§ Data excerpts
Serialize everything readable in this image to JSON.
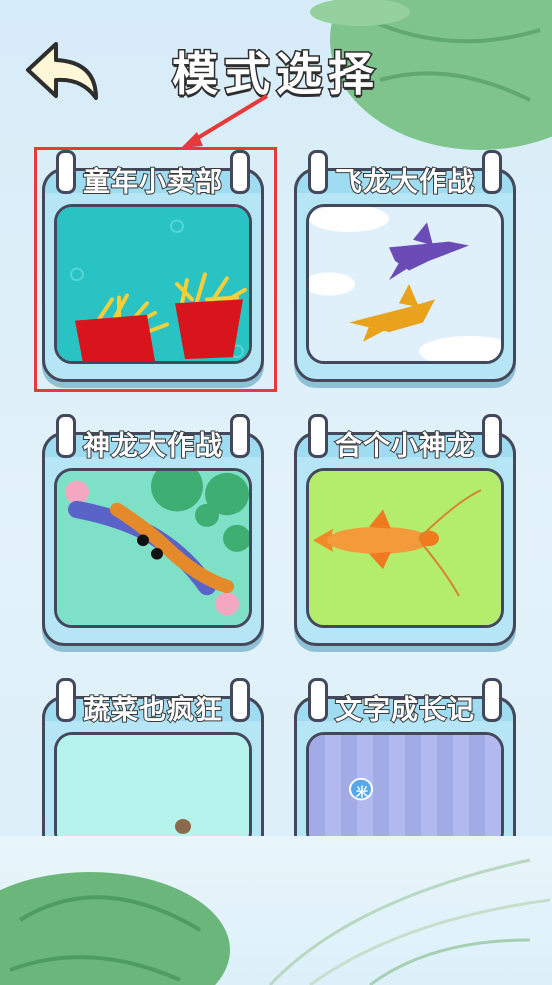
{
  "header": {
    "title": "模式选择",
    "back_icon": "back-arrow-icon"
  },
  "highlight_color": "#e63939",
  "modes": [
    {
      "label": "童年小卖部",
      "art": "french-fries",
      "bg": "#2ac3c3",
      "highlighted": true
    },
    {
      "label": "飞龙大作战",
      "art": "flying-dragons",
      "bg": "#dff0fb",
      "highlighted": false
    },
    {
      "label": "神龙大作战",
      "art": "koi-pond",
      "bg": "#7fe0c8",
      "highlighted": false
    },
    {
      "label": "合个小神龙",
      "art": "golden-fish",
      "bg": "#b4ec6c",
      "highlighted": false
    },
    {
      "label": "蔬菜也疯狂",
      "art": "vegetables",
      "bg": "#b5f3ec",
      "highlighted": false
    },
    {
      "label": "文字成长记",
      "art": "character-growth",
      "bg": "#b1b9f0",
      "highlighted": false
    }
  ],
  "word_badge": "米"
}
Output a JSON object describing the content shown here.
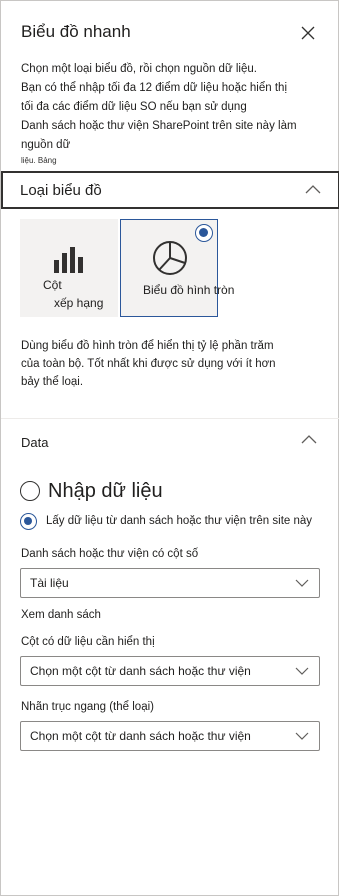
{
  "panel": {
    "title": "Biểu đồ nhanh",
    "close_icon": "close-icon"
  },
  "intro": {
    "line1": "Chọn một loại biểu đồ, rồi chọn nguồn dữ liệu.",
    "line2": "Bạn có thể nhập tối đa 12 điểm dữ liệu hoặc hiển thị",
    "line3": "tối đa các điểm dữ liệu SO nếu bạn sử dụng",
    "line4": "Danh sách hoặc thư viện SharePoint trên site này làm nguồn dữ",
    "line5": "liệu. Bảng"
  },
  "chart_type_section": {
    "label": "Loại biểu đồ",
    "tiles": [
      {
        "icon": "bar-chart-icon",
        "label_line1": "Cột",
        "label_line2": "xếp hạng",
        "selected": false
      },
      {
        "icon": "pie-chart-icon",
        "label": "Biểu đồ hình tròn",
        "selected": true
      }
    ],
    "description": "Dùng biểu đồ hình tròn để hiển thị tỷ lệ phần trăm của toàn bộ. Tốt nhất khi được sử dụng với ít hơn bảy thể loại."
  },
  "data_section": {
    "label": "Data",
    "options": [
      {
        "label": "Nhập dữ liệu",
        "selected": false
      },
      {
        "label": "Lấy dữ liệu từ danh sách hoặc thư viện trên site này",
        "selected": true
      }
    ],
    "list_field": {
      "label": "Danh sách hoặc thư viện có cột số",
      "value": "Tài liệu"
    },
    "view_list_link": "Xem danh sách",
    "column_field": {
      "label": "Cột có dữ liệu cần hiển thị",
      "value": "Chọn một cột từ danh sách hoặc thư viện"
    },
    "axis_field": {
      "label": "Nhãn trục ngang (thể loại)",
      "value": "Chọn một cột từ danh sách hoặc thư viện"
    }
  },
  "colors": {
    "accent": "#2b579a",
    "tile_bg": "#f3f2f1",
    "border": "#8a8886"
  }
}
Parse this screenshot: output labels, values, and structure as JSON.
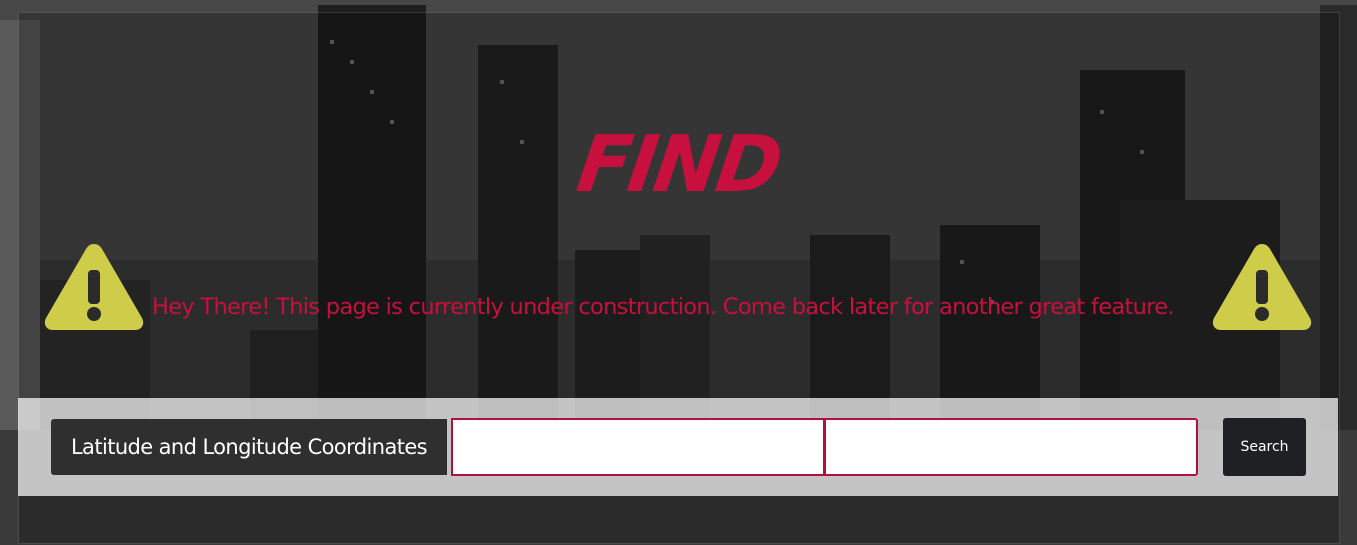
{
  "page": {
    "title": "FIND",
    "accent_color": "#c8103e",
    "warning_color": "#cfcc4a"
  },
  "notice": {
    "text": "Hey There! This page is currently under construction. Come back later for another great feature.",
    "icon": "warning-triangle-icon"
  },
  "search": {
    "label": "Latitude and Longitude Coordinates",
    "latitude_value": "",
    "latitude_placeholder": "",
    "longitude_value": "",
    "longitude_placeholder": "",
    "button_label": "Search"
  }
}
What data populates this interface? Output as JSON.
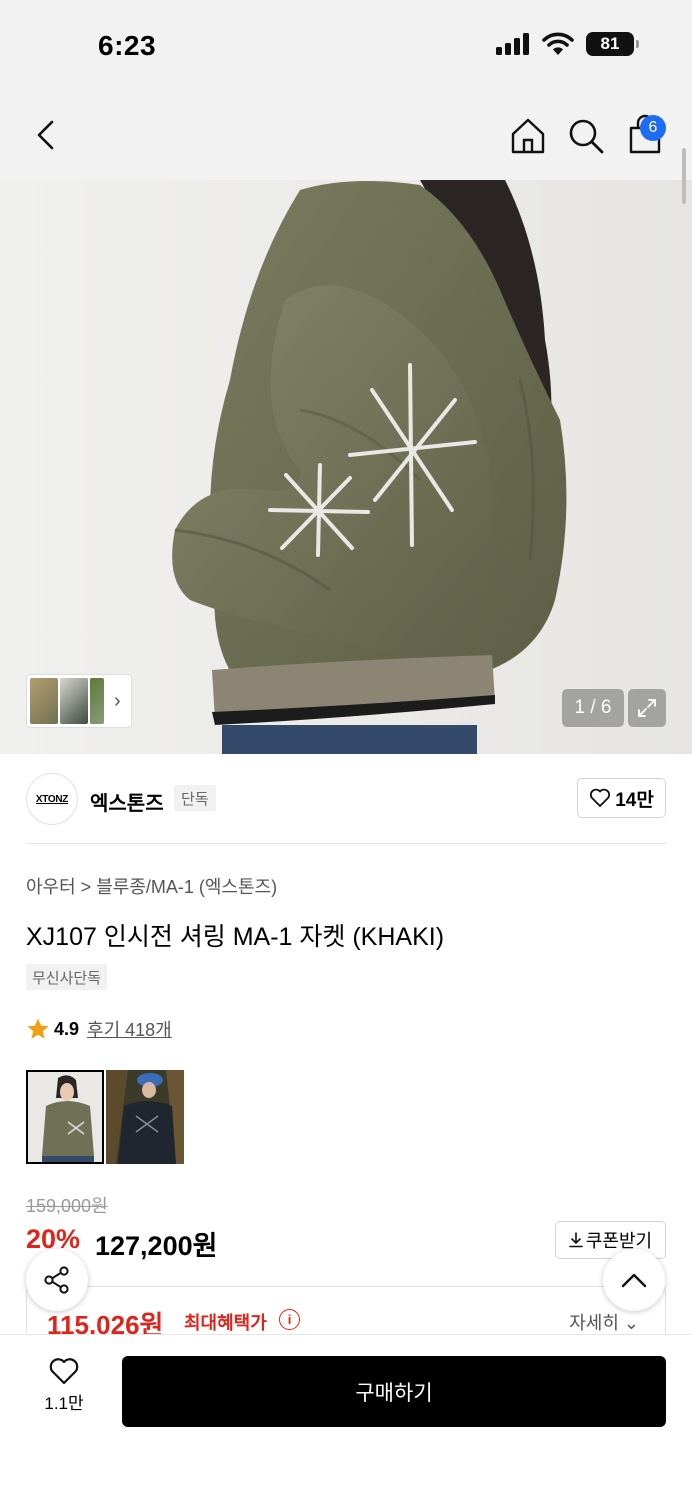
{
  "status_bar": {
    "time": "6:23",
    "battery": "81"
  },
  "nav": {
    "cart_count": "6"
  },
  "gallery": {
    "counter": "1 / 6"
  },
  "brand": {
    "logo_text": "XTONZ",
    "name": "엑스톤즈",
    "tag": "단독",
    "likes": "14만"
  },
  "product": {
    "breadcrumb": "아우터 > 블루종/MA-1 (엑스톤즈)",
    "title": "XJ107 인시전 셔링 MA-1 자켓 (KHAKI)",
    "exclusive_badge": "무신사단독",
    "rating": "4.9",
    "review_text": "후기 418개"
  },
  "price": {
    "original": "159,000원",
    "discount": "20%",
    "sale": "127,200원",
    "coupon_label": "쿠폰받기",
    "best_price": "115,026원",
    "best_label": "최대혜택가",
    "detail_label": "자세히"
  },
  "bottom": {
    "wish_count": "1.1만",
    "buy_label": "구매하기"
  },
  "colors": {
    "accent_red": "#e0241b",
    "badge_blue": "#1e6cf2",
    "jacket_khaki": "#6f7156"
  }
}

§ STATED TASK
Pictures in the records above are left out; print everything else exactly as written.

§ THE REPLY
Serialize everything readable in this image to JSON.
{
  "header": {
    "title": "模式选择",
    "back_icon": "back-arrow-icon"
  },
  "highlight_color": "#e63939",
  "modes": [
    {
      "label": "童年小卖部",
      "art": "french-fries",
      "bg": "#2ac3c3",
      "highlighted": true
    },
    {
      "label": "飞龙大作战",
      "art": "flying-dragons",
      "bg": "#dff0fb",
      "highlighted": false
    },
    {
      "label": "神龙大作战",
      "art": "koi-pond",
      "bg": "#7fe0c8",
      "highlighted": false
    },
    {
      "label": "合个小神龙",
      "art": "golden-fish",
      "bg": "#b4ec6c",
      "highlighted": false
    },
    {
      "label": "蔬菜也疯狂",
      "art": "vegetables",
      "bg": "#b5f3ec",
      "highlighted": false
    },
    {
      "label": "文字成长记",
      "art": "character-growth",
      "bg": "#b1b9f0",
      "highlighted": false
    }
  ],
  "word_badge": "米"
}
Output a JSON object describing the content shown here.
{
  "panel": {
    "title": "Biểu đồ nhanh",
    "close_icon": "close-icon"
  },
  "intro": {
    "line1": "Chọn một loại biểu đồ, rồi chọn nguồn dữ liệu.",
    "line2": "Bạn có thể nhập tối đa 12 điểm dữ liệu hoặc hiển thị",
    "line3": "tối đa các điểm dữ liệu SO nếu bạn sử dụng",
    "line4": "Danh sách hoặc thư viện SharePoint trên site này làm nguồn dữ",
    "line5": "liệu. Bảng"
  },
  "chart_type_section": {
    "label": "Loại biểu đồ",
    "tiles": [
      {
        "icon": "bar-chart-icon",
        "label_line1": "Cột",
        "label_line2": "xếp hạng",
        "selected": false
      },
      {
        "icon": "pie-chart-icon",
        "label": "Biểu đồ hình tròn",
        "selected": true
      }
    ],
    "description": "Dùng biểu đồ hình tròn để hiển thị tỷ lệ phần trăm của toàn bộ. Tốt nhất khi được sử dụng với ít hơn bảy thể loại."
  },
  "data_section": {
    "label": "Data",
    "options": [
      {
        "label": "Nhập dữ liệu",
        "selected": false
      },
      {
        "label": "Lấy dữ liệu từ danh sách hoặc thư viện trên site này",
        "selected": true
      }
    ],
    "list_field": {
      "label": "Danh sách hoặc thư viện có cột số",
      "value": "Tài liệu"
    },
    "view_list_link": "Xem danh sách",
    "column_field": {
      "label": "Cột có dữ liệu cần hiển thị",
      "value": "Chọn một cột từ danh sách hoặc thư viện"
    },
    "axis_field": {
      "label": "Nhãn trục ngang (thể loại)",
      "value": "Chọn một cột từ danh sách hoặc thư viện"
    }
  },
  "colors": {
    "accent": "#2b579a",
    "tile_bg": "#f3f2f1",
    "border": "#8a8886"
  }
}
Parse this screenshot: output labels, values, and structure as JSON.
{
  "page": {
    "title": "FIND",
    "accent_color": "#c8103e",
    "warning_color": "#cfcc4a"
  },
  "notice": {
    "text": "Hey There! This page is currently under construction. Come back later for another great feature.",
    "icon": "warning-triangle-icon"
  },
  "search": {
    "label": "Latitude and Longitude Coordinates",
    "latitude_value": "",
    "latitude_placeholder": "",
    "longitude_value": "",
    "longitude_placeholder": "",
    "button_label": "Search"
  }
}
What data populates this interface? Output as JSON.
{
  "status_bar": {
    "time": "6:23",
    "battery": "81"
  },
  "nav": {
    "cart_count": "6"
  },
  "gallery": {
    "counter": "1 / 6"
  },
  "brand": {
    "logo_text": "XTONZ",
    "name": "엑스톤즈",
    "tag": "단독",
    "likes": "14만"
  },
  "product": {
    "breadcrumb": "아우터 > 블루종/MA-1 (엑스톤즈)",
    "title": "XJ107 인시전 셔링 MA-1 자켓 (KHAKI)",
    "exclusive_badge": "무신사단독",
    "rating": "4.9",
    "review_text": "후기 418개"
  },
  "price": {
    "original": "159,000원",
    "discount": "20%",
    "sale": "127,200원",
    "coupon_label": "쿠폰받기",
    "best_price": "115,026원",
    "best_label": "최대혜택가",
    "detail_label": "자세히"
  },
  "bottom": {
    "wish_count": "1.1만",
    "buy_label": "구매하기"
  },
  "colors": {
    "accent_red": "#e0241b",
    "badge_blue": "#1e6cf2",
    "jacket_khaki": "#6f7156"
  }
}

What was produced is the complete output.